§ **Given request**:
Return the lines below that carry the word "this".

§ **Records supplied**:

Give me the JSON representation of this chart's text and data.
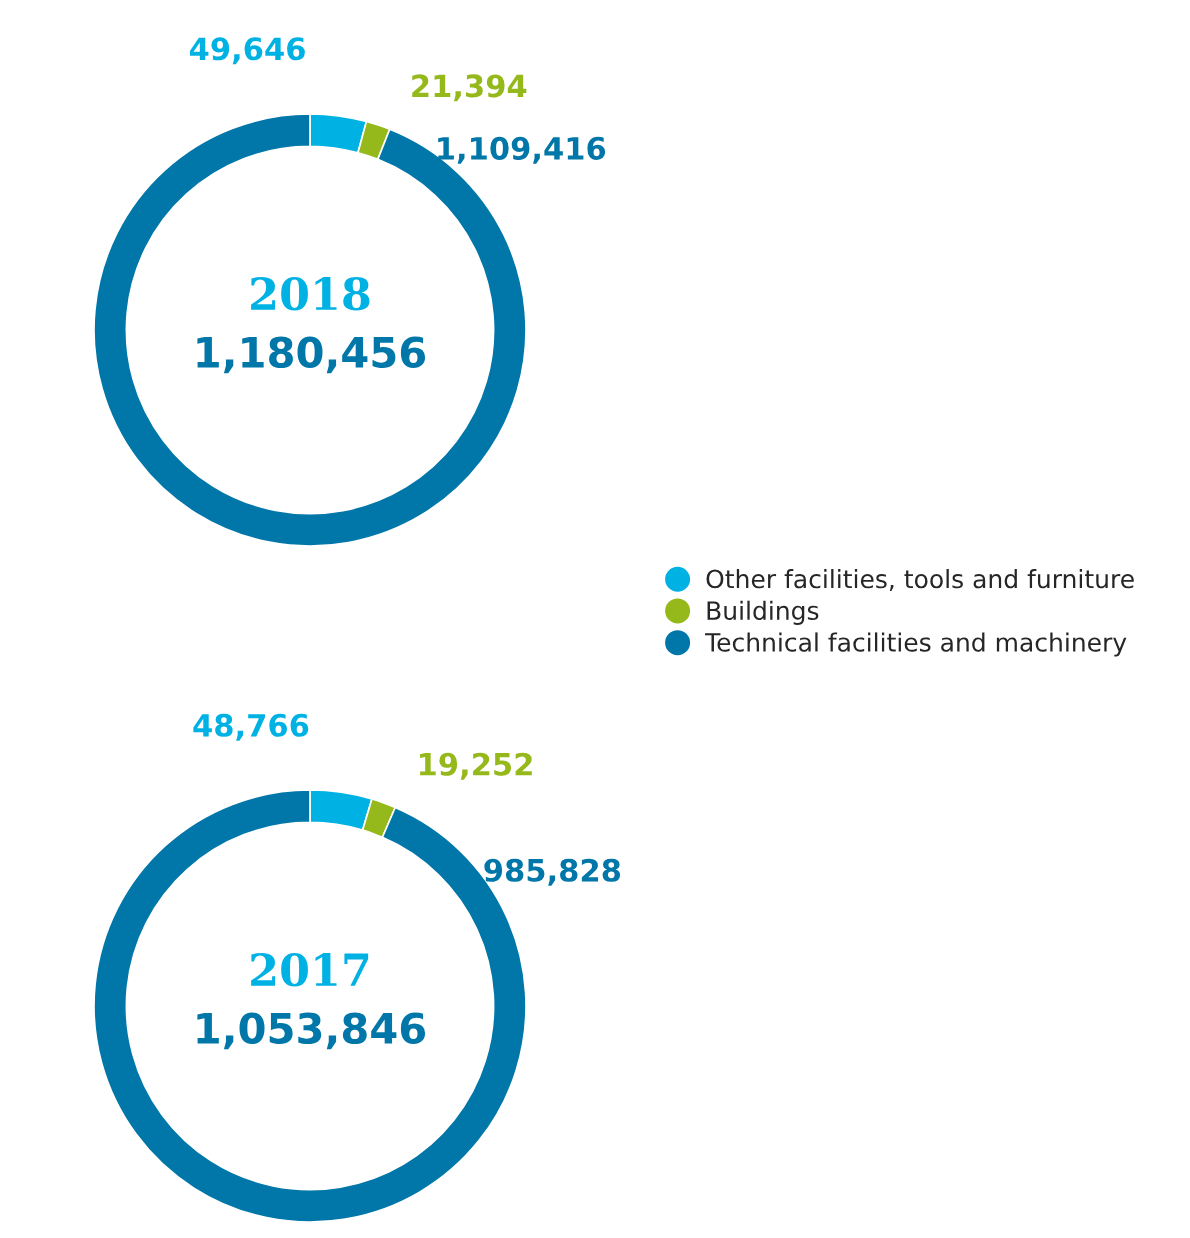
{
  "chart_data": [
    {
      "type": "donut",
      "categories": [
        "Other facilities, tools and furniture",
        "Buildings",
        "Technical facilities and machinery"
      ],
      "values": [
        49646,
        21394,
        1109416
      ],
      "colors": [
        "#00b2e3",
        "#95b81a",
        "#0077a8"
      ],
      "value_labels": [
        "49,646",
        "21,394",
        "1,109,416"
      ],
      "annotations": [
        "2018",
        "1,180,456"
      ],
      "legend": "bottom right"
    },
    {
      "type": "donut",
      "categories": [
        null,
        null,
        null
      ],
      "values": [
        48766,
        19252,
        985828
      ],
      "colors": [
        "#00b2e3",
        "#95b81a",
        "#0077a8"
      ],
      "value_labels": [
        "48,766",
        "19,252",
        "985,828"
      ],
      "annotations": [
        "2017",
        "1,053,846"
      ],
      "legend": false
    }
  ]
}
...
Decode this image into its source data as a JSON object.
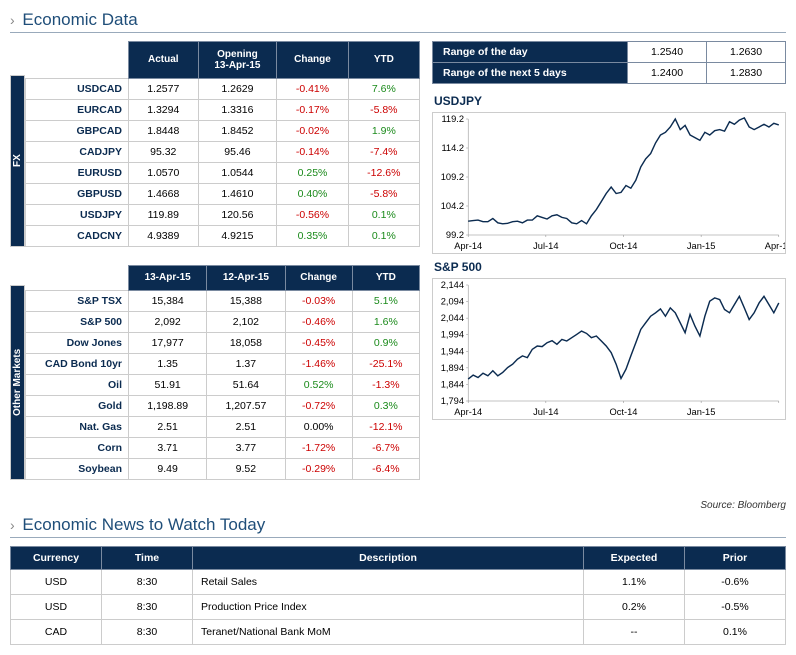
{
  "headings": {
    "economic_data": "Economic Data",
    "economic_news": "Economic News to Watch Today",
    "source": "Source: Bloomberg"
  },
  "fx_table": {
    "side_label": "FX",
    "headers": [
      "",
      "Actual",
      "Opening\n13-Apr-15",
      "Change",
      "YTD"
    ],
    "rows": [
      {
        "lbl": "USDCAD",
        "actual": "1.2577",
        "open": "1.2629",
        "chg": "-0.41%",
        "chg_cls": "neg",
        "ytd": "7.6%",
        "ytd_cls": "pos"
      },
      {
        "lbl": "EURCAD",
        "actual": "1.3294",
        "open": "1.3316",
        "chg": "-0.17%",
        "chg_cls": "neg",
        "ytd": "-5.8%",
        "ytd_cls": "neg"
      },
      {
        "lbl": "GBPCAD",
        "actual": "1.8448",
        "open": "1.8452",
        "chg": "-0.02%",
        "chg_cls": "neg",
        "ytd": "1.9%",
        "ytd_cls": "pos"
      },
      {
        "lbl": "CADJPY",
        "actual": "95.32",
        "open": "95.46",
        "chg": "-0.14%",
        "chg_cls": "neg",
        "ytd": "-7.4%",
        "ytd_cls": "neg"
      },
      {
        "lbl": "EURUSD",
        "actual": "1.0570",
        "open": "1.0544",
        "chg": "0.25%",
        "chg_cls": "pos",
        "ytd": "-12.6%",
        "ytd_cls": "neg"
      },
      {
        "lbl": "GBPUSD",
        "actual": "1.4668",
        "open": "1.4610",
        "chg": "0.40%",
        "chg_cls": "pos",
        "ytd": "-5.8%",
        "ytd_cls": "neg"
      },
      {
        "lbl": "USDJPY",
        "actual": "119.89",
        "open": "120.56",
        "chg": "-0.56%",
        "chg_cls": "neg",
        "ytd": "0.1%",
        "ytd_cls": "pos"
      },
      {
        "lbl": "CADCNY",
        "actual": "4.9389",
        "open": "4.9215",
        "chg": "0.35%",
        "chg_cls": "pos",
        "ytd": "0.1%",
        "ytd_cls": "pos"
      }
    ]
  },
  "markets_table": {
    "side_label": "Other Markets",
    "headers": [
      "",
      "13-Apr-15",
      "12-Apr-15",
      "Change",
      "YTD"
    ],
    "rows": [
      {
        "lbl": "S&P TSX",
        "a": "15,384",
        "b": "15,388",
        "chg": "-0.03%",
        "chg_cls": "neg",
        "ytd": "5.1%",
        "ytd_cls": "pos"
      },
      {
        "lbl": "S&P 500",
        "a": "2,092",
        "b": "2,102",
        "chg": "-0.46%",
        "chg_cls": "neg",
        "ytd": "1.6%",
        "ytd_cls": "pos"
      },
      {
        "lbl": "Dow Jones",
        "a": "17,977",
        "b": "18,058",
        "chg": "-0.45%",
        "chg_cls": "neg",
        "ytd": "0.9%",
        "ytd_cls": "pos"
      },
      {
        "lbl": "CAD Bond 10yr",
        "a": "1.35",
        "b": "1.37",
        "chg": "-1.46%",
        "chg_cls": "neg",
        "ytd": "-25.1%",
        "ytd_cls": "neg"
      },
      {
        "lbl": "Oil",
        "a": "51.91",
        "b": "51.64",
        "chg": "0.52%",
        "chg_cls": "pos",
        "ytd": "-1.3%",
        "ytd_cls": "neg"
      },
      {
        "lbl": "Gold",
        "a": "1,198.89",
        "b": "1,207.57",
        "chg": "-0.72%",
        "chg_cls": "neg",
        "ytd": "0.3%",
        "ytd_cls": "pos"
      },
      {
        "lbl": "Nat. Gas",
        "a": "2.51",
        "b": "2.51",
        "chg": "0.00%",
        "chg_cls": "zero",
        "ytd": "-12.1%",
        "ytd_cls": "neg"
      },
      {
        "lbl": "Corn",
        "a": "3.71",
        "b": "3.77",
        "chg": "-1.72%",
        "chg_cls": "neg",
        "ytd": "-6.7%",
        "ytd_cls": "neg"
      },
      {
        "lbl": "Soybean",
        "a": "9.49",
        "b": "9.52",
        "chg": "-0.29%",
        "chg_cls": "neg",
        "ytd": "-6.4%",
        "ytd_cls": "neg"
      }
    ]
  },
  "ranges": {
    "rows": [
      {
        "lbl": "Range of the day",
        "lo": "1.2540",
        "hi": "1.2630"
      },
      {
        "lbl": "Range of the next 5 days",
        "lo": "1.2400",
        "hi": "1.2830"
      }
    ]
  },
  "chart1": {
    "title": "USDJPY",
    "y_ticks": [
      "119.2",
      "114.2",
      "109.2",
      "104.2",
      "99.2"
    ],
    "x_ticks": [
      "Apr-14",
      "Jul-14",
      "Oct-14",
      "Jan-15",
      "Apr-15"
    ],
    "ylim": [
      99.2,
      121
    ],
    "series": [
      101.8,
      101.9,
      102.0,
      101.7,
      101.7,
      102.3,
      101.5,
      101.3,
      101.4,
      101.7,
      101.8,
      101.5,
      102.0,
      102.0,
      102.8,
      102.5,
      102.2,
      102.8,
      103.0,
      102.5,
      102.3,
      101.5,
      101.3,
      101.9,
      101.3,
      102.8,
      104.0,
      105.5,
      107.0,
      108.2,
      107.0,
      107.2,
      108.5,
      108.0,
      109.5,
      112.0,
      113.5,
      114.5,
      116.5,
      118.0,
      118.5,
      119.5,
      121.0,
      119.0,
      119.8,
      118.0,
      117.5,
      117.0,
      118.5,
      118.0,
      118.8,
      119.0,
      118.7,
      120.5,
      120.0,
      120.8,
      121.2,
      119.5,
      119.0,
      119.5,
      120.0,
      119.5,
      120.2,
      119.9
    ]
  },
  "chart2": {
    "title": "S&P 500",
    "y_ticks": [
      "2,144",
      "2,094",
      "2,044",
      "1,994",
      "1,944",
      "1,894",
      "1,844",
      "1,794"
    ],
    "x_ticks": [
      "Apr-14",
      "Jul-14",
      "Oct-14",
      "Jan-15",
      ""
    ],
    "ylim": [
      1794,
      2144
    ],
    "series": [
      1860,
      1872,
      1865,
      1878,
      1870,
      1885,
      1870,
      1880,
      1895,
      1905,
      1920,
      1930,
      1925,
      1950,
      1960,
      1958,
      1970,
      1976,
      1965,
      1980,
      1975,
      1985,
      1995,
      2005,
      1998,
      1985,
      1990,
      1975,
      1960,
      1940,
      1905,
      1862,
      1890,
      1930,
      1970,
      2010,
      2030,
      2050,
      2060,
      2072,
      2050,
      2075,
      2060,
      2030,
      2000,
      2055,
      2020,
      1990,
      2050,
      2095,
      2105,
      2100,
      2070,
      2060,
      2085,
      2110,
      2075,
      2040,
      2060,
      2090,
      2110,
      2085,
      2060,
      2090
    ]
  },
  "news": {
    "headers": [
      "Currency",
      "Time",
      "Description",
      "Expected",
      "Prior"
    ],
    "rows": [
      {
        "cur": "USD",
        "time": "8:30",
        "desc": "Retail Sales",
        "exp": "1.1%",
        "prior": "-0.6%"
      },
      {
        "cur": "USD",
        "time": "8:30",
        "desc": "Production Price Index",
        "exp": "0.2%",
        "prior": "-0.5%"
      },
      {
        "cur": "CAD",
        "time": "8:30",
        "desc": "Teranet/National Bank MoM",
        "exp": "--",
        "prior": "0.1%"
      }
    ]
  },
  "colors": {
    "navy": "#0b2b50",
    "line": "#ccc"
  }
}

§ **The output**:
Give me the JSON representation of this chart's text and data.
Decode this image into its source data as a JSON object.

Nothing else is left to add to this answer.